[Dataset items]
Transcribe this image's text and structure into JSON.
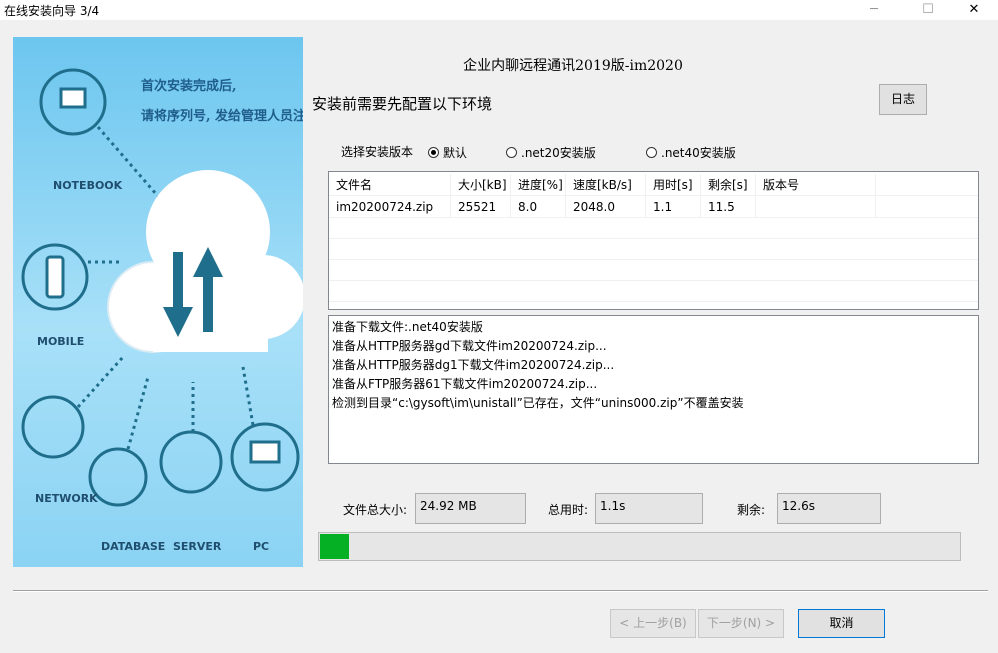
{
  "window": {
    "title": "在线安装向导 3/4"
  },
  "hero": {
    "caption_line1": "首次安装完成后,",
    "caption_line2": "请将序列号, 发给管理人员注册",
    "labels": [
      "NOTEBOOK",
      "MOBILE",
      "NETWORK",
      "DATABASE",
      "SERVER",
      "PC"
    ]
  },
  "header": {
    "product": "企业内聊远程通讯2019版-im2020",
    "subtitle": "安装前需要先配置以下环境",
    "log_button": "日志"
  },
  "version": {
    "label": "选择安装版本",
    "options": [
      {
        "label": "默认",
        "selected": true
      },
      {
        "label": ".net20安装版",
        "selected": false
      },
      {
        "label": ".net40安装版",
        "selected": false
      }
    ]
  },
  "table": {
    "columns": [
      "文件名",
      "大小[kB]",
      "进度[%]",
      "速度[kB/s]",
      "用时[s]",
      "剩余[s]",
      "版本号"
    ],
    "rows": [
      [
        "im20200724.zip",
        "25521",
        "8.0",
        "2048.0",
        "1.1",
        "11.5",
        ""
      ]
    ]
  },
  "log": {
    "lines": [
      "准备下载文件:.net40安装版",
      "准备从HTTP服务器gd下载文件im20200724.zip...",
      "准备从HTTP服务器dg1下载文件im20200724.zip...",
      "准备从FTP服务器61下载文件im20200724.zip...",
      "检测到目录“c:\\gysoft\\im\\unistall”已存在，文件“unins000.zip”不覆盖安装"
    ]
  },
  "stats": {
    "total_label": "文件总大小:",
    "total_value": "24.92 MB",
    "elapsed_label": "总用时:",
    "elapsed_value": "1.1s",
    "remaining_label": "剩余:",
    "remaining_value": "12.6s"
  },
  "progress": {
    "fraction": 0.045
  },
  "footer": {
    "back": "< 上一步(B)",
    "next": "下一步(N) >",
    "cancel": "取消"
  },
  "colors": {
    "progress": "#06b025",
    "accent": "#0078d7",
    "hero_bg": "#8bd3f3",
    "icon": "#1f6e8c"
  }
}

Given exercise:
The pictures in the entries should be left out; output everything else exactly.

The response:
Transcribe this image's text and structure into JSON.
{
  "window": {
    "title": "在线安装向导 3/4"
  },
  "hero": {
    "caption_line1": "首次安装完成后,",
    "caption_line2": "请将序列号, 发给管理人员注册",
    "labels": [
      "NOTEBOOK",
      "MOBILE",
      "NETWORK",
      "DATABASE",
      "SERVER",
      "PC"
    ]
  },
  "header": {
    "product": "企业内聊远程通讯2019版-im2020",
    "subtitle": "安装前需要先配置以下环境",
    "log_button": "日志"
  },
  "version": {
    "label": "选择安装版本",
    "options": [
      {
        "label": "默认",
        "selected": true
      },
      {
        "label": ".net20安装版",
        "selected": false
      },
      {
        "label": ".net40安装版",
        "selected": false
      }
    ]
  },
  "table": {
    "columns": [
      "文件名",
      "大小[kB]",
      "进度[%]",
      "速度[kB/s]",
      "用时[s]",
      "剩余[s]",
      "版本号"
    ],
    "rows": [
      [
        "im20200724.zip",
        "25521",
        "8.0",
        "2048.0",
        "1.1",
        "11.5",
        ""
      ]
    ]
  },
  "log": {
    "lines": [
      "准备下载文件:.net40安装版",
      "准备从HTTP服务器gd下载文件im20200724.zip...",
      "准备从HTTP服务器dg1下载文件im20200724.zip...",
      "准备从FTP服务器61下载文件im20200724.zip...",
      "检测到目录“c:\\gysoft\\im\\unistall”已存在，文件“unins000.zip”不覆盖安装"
    ]
  },
  "stats": {
    "total_label": "文件总大小:",
    "total_value": "24.92 MB",
    "elapsed_label": "总用时:",
    "elapsed_value": "1.1s",
    "remaining_label": "剩余:",
    "remaining_value": "12.6s"
  },
  "progress": {
    "fraction": 0.045
  },
  "footer": {
    "back": "< 上一步(B)",
    "next": "下一步(N) >",
    "cancel": "取消"
  },
  "colors": {
    "progress": "#06b025",
    "accent": "#0078d7",
    "hero_bg": "#8bd3f3",
    "icon": "#1f6e8c"
  }
}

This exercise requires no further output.